DIRECTIVE: Where the string "desc" occurs in the material below, report the whole line.

Source data
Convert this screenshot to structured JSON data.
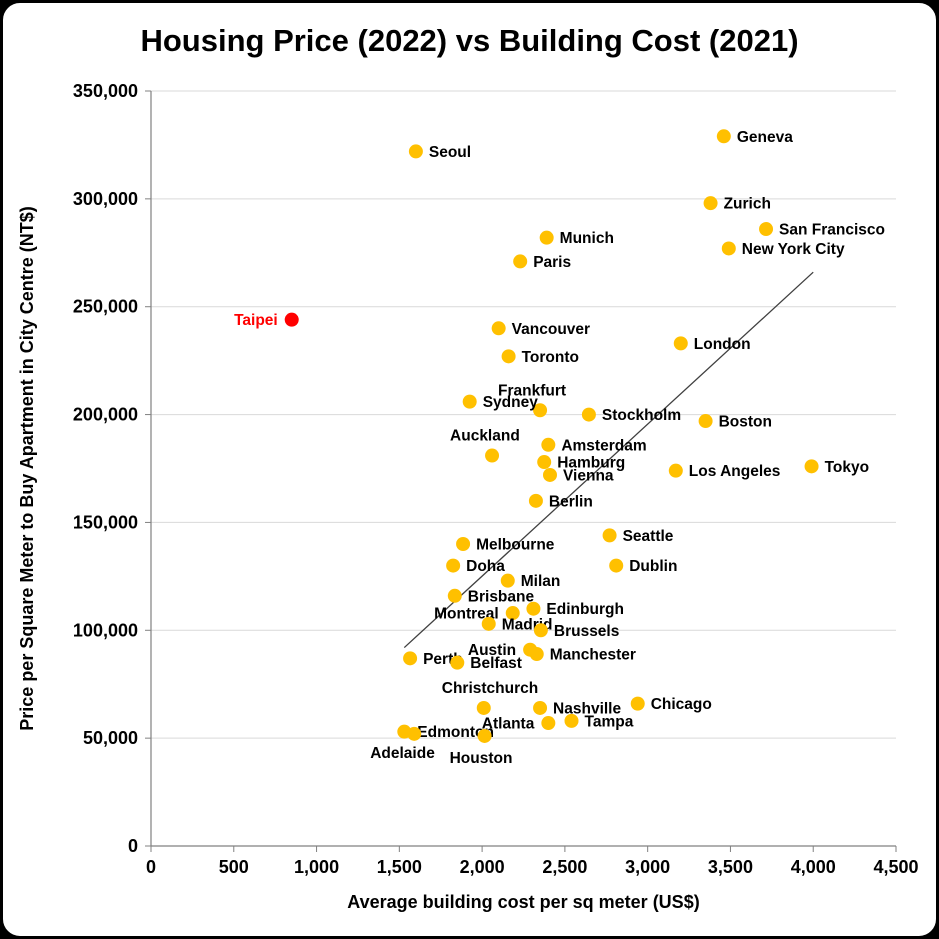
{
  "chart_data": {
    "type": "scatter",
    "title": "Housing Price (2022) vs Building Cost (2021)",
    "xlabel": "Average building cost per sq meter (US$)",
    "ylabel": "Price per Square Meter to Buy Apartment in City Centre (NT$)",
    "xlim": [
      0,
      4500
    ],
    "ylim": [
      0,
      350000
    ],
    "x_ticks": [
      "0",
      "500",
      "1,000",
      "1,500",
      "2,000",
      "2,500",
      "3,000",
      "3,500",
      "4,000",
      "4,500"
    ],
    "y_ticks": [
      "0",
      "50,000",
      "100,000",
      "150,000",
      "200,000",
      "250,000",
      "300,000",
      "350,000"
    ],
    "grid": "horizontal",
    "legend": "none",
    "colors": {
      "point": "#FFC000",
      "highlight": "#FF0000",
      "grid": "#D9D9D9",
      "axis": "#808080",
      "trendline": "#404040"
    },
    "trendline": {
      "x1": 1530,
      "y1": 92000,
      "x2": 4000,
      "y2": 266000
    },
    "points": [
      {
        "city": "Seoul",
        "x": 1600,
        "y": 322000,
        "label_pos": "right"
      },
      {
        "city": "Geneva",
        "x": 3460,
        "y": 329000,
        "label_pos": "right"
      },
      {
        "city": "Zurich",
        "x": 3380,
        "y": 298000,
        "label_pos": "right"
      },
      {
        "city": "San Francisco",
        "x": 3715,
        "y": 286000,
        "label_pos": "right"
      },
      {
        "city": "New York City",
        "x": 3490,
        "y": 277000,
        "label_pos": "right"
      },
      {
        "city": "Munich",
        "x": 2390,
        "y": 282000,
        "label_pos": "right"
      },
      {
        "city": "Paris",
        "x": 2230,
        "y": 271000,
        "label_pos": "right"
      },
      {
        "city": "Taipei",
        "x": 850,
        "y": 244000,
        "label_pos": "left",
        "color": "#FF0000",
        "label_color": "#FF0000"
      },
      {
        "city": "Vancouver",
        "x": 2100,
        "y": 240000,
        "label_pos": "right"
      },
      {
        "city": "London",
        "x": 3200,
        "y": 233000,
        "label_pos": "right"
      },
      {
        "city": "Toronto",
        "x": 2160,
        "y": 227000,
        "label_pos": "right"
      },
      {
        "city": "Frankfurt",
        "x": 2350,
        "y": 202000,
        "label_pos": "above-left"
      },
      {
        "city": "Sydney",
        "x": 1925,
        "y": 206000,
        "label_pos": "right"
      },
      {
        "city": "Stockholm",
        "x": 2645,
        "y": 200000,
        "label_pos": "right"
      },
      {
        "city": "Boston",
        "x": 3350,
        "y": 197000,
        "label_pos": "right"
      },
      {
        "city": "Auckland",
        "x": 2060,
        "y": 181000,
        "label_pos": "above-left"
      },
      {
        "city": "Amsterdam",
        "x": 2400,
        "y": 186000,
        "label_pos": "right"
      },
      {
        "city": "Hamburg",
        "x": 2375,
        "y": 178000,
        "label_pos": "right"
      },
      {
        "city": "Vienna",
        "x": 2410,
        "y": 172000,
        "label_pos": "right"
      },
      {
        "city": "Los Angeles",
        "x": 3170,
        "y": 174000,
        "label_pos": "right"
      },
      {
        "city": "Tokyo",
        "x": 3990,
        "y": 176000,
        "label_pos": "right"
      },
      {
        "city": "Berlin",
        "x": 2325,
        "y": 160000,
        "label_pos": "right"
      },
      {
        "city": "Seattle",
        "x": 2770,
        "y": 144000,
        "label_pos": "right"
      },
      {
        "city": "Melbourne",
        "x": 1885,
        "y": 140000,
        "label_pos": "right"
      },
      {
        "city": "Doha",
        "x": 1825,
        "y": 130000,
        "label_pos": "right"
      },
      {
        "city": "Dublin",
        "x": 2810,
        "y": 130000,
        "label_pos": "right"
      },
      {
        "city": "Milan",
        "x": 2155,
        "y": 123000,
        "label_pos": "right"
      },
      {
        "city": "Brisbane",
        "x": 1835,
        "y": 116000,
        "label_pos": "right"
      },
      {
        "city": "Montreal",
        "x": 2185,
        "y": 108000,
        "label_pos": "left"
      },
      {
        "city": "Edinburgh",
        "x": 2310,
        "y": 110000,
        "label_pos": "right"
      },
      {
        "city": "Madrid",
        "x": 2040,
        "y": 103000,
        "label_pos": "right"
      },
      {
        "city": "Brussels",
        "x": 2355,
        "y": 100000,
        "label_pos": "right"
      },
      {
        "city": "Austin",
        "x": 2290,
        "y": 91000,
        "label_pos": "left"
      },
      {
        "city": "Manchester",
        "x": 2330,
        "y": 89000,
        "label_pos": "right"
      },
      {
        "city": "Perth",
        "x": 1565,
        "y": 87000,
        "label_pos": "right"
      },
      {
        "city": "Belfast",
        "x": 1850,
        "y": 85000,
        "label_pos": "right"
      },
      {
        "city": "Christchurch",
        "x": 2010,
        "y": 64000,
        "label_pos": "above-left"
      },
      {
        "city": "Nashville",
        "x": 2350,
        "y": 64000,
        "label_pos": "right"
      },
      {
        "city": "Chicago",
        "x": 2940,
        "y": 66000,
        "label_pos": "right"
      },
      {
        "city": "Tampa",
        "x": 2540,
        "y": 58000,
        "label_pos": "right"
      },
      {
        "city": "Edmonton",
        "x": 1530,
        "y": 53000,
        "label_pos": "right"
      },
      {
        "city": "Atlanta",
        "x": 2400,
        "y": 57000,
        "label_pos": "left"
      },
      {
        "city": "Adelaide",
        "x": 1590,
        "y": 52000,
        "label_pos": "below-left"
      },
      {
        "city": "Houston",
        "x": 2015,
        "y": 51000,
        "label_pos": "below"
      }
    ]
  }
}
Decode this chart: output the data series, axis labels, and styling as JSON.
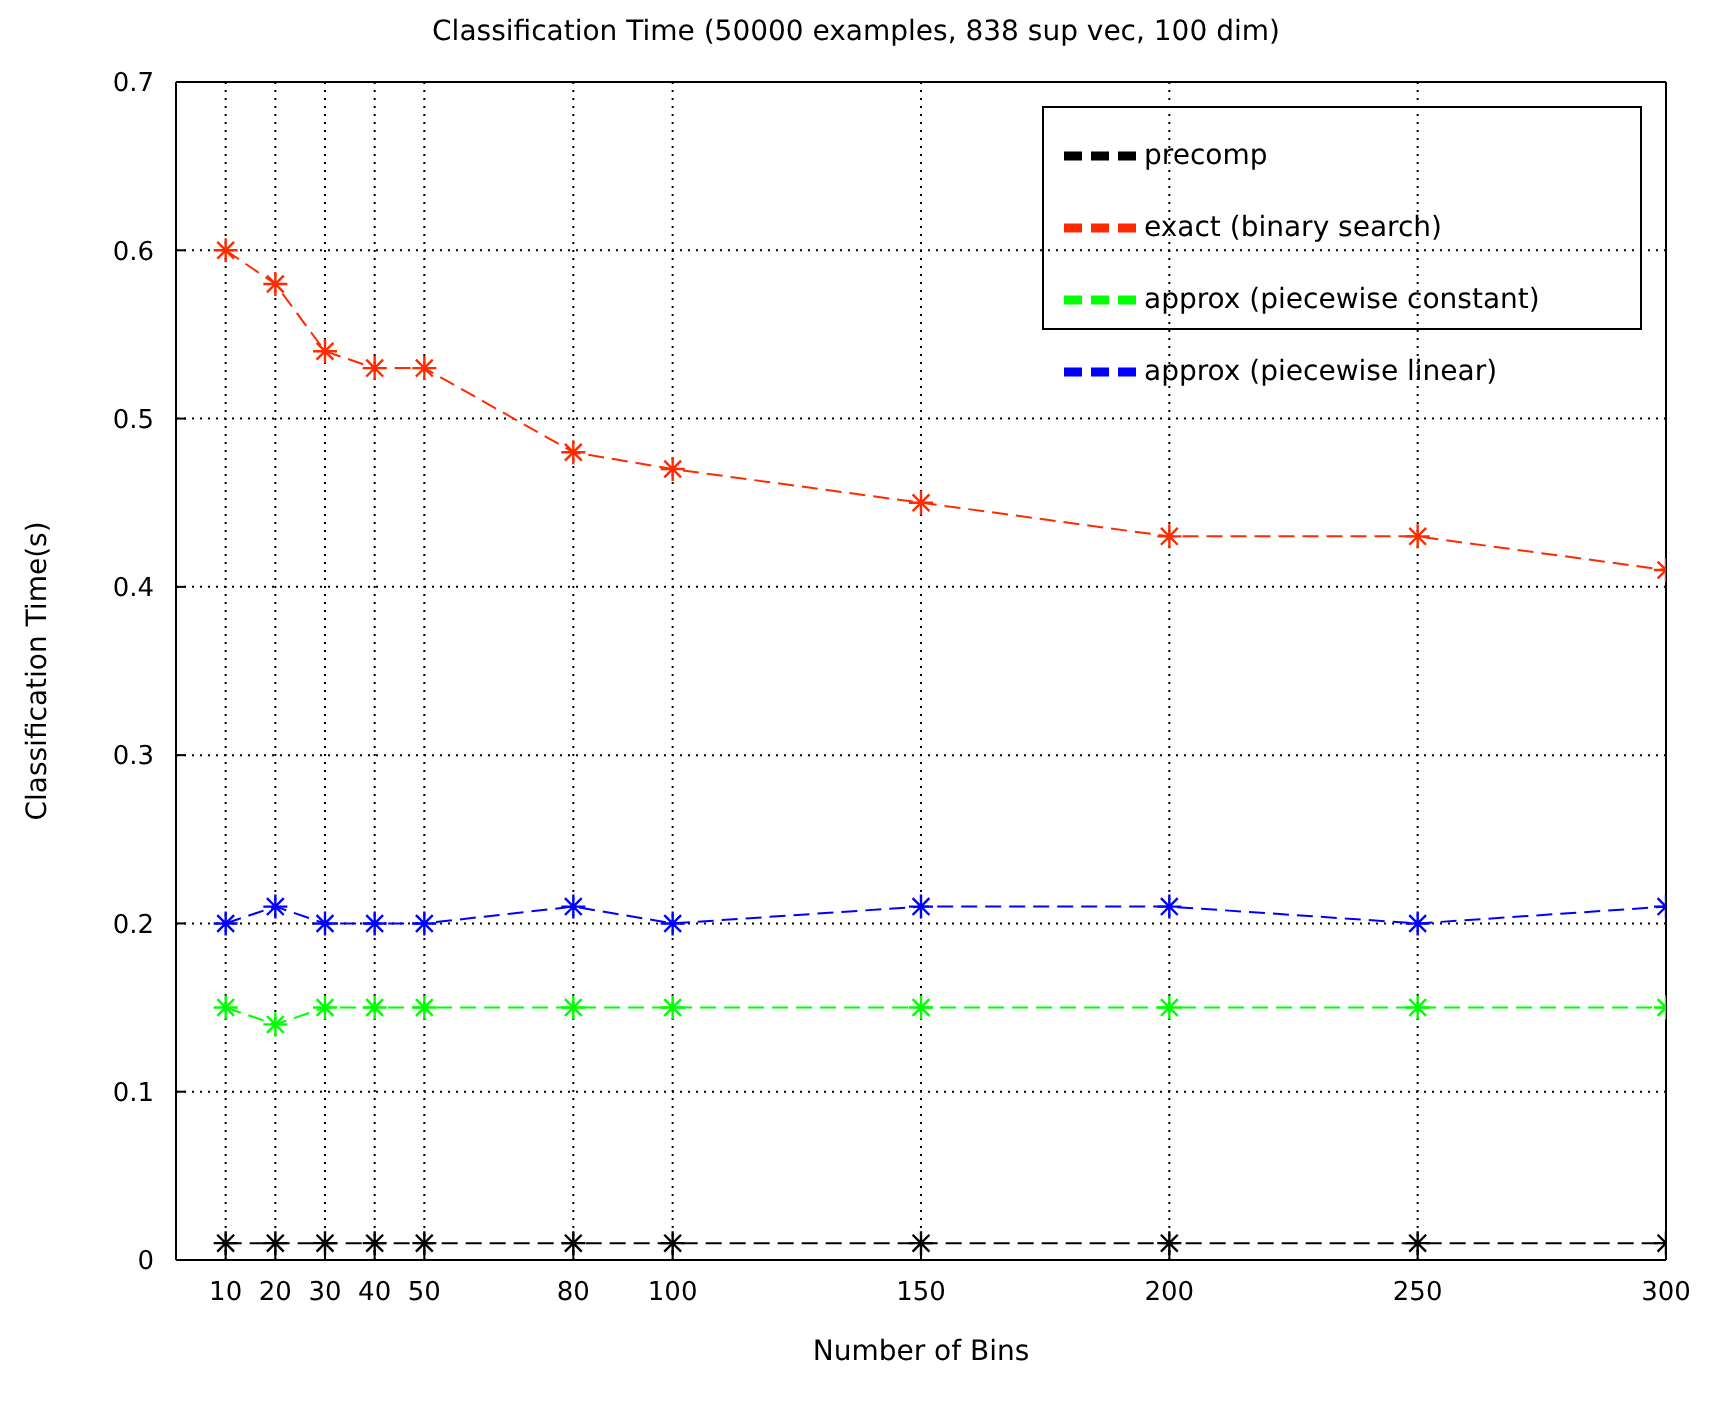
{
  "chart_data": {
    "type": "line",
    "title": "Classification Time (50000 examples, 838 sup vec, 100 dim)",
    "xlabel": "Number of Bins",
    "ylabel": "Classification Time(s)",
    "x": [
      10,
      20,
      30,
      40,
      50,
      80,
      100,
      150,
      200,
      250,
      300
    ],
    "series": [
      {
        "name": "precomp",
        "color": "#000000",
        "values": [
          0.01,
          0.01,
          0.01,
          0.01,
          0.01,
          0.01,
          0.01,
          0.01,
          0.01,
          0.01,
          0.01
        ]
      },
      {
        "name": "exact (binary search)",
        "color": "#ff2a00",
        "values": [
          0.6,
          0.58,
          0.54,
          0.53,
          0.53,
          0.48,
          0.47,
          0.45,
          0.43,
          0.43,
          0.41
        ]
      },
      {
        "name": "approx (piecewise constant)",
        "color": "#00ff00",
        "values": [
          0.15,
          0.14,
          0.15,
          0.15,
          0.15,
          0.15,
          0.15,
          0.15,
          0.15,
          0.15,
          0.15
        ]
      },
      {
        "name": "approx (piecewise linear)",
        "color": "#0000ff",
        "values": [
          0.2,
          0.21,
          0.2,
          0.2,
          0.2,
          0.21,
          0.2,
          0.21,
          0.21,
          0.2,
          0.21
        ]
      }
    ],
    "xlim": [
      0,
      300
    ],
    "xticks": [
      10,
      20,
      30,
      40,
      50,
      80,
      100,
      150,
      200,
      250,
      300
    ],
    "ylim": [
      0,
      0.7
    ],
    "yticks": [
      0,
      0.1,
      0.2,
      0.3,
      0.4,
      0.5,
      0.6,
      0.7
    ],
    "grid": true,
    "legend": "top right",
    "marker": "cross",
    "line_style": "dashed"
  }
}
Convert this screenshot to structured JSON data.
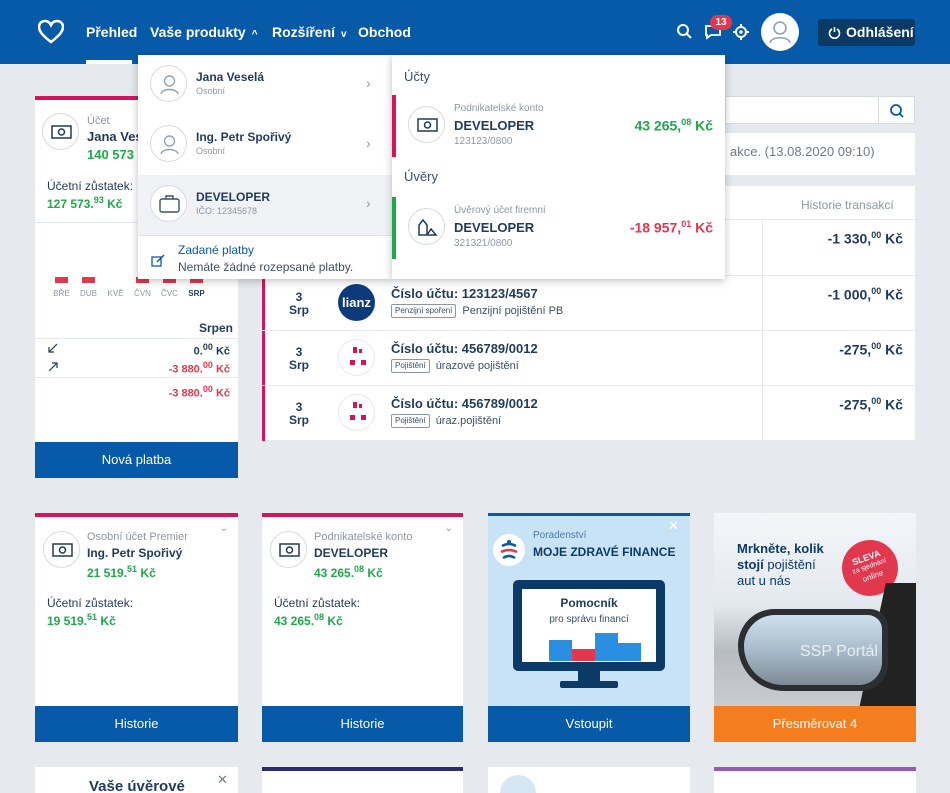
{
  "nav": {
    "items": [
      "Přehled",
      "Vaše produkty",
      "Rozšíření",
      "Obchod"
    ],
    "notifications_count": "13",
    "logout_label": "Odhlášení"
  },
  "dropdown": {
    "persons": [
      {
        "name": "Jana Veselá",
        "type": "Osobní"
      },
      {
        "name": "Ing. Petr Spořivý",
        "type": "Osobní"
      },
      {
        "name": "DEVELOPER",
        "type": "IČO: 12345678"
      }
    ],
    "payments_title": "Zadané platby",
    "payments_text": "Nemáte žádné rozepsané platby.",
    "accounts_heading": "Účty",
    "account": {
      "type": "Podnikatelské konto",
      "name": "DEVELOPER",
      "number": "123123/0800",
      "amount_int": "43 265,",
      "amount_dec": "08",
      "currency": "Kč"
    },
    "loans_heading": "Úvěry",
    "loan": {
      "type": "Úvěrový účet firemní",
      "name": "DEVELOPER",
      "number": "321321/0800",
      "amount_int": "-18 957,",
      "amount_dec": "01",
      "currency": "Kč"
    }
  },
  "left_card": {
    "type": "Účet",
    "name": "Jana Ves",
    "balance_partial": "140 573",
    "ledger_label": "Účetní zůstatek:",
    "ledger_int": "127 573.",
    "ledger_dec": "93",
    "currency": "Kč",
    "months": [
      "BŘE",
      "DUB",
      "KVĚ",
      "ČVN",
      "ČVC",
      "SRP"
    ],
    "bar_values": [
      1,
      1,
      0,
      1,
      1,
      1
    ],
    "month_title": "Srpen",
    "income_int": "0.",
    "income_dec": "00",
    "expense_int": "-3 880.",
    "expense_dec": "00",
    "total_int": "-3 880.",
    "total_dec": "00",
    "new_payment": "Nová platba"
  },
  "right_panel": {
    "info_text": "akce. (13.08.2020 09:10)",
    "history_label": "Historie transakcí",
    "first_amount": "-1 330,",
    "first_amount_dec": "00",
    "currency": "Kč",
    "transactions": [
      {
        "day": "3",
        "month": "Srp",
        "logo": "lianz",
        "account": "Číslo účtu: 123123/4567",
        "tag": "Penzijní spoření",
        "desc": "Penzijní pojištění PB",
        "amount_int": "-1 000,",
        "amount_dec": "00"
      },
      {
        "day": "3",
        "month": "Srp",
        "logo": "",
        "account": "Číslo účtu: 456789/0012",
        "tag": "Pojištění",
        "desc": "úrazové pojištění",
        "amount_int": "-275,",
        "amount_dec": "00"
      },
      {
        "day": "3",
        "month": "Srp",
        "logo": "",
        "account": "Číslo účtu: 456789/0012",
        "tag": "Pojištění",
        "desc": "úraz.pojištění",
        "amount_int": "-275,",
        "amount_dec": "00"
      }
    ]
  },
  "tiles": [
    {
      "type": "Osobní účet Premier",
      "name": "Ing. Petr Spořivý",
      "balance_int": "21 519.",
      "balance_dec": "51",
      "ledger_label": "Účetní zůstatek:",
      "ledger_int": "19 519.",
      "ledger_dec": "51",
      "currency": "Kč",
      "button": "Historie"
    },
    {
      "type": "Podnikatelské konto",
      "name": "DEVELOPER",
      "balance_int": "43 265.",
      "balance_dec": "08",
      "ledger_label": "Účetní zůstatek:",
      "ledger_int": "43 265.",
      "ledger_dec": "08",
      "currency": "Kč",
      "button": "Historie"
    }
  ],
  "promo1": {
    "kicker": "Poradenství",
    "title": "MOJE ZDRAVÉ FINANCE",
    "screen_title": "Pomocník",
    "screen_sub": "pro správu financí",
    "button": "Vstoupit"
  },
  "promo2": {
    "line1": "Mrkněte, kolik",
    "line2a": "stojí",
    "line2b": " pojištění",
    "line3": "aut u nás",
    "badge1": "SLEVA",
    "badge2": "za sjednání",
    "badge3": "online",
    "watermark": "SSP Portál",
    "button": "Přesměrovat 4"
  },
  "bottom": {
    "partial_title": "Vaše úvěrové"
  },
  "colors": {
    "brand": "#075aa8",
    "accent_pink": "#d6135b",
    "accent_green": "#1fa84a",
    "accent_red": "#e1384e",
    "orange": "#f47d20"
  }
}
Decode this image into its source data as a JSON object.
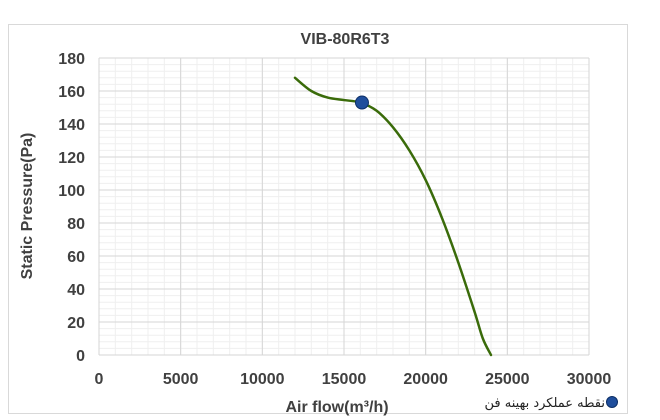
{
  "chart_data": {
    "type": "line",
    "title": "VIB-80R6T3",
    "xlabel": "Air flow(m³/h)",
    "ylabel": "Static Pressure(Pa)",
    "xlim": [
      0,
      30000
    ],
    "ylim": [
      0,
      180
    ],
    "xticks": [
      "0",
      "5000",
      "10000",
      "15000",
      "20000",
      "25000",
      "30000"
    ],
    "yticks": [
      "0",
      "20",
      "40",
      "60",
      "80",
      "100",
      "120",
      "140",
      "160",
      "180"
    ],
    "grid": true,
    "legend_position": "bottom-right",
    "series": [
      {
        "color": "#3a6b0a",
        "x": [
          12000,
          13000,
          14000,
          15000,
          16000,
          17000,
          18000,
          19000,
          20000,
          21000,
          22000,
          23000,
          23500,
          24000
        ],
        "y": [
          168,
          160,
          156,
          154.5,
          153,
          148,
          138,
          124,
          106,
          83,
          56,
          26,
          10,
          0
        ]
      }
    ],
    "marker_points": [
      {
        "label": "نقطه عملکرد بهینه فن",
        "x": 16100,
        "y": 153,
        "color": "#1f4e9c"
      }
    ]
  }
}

RESPONSE:
        "desc": "Penzijní pojištění PB",
        "desc": "úrazové pojištění",
        "desc": "úraz.pojištění",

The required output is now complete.